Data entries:
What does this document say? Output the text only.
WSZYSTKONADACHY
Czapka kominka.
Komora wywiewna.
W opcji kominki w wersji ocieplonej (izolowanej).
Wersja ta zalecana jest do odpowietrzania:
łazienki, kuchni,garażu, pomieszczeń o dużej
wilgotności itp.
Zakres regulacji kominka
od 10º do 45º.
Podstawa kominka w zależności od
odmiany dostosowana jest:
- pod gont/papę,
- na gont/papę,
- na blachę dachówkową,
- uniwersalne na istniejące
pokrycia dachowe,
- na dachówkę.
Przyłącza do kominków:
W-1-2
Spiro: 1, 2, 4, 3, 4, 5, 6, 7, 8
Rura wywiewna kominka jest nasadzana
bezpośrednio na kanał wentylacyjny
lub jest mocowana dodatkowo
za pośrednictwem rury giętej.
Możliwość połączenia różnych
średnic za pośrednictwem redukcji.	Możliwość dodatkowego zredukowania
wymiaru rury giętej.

--

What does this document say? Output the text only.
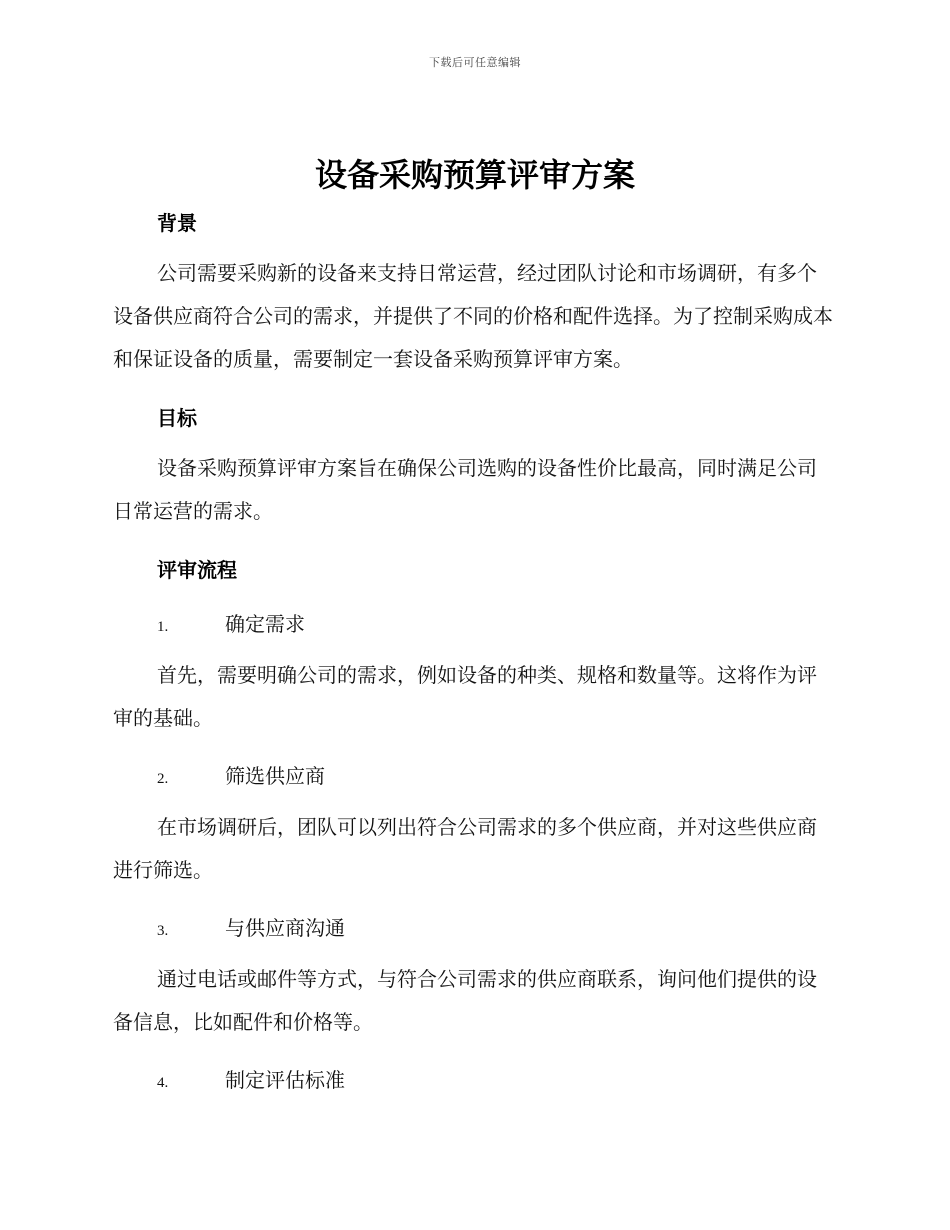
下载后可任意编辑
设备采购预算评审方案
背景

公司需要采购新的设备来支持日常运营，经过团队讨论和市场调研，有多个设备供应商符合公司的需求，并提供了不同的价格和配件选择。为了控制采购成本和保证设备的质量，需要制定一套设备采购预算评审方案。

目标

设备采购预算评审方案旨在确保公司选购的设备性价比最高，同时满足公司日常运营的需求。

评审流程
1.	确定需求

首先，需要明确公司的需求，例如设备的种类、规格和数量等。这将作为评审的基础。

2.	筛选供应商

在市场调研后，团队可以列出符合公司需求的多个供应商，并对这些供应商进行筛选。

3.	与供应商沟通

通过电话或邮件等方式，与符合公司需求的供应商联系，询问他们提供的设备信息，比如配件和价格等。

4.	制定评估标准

* * *

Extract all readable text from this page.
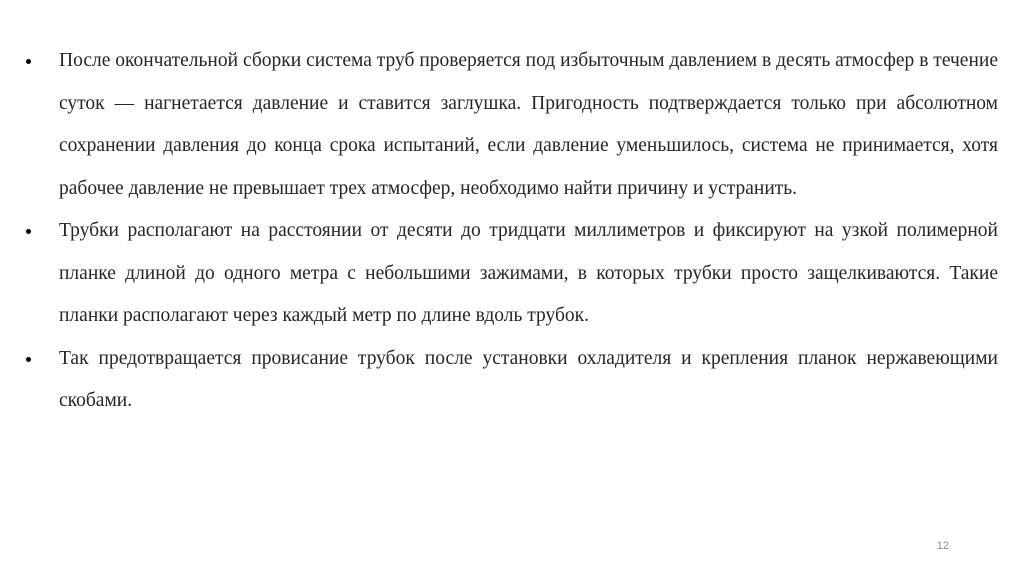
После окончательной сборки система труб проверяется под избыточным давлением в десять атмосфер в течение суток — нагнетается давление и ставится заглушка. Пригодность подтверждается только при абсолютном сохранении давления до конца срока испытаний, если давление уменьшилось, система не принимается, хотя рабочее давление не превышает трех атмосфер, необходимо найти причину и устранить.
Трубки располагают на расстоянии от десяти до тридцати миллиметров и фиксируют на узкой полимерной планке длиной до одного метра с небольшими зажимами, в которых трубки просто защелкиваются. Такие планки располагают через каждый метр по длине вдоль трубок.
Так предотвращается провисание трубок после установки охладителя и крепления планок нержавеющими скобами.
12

Aim -
Within the data above, count the lines that contain the string "jest"; the reply is the number alone.

Task solution -
4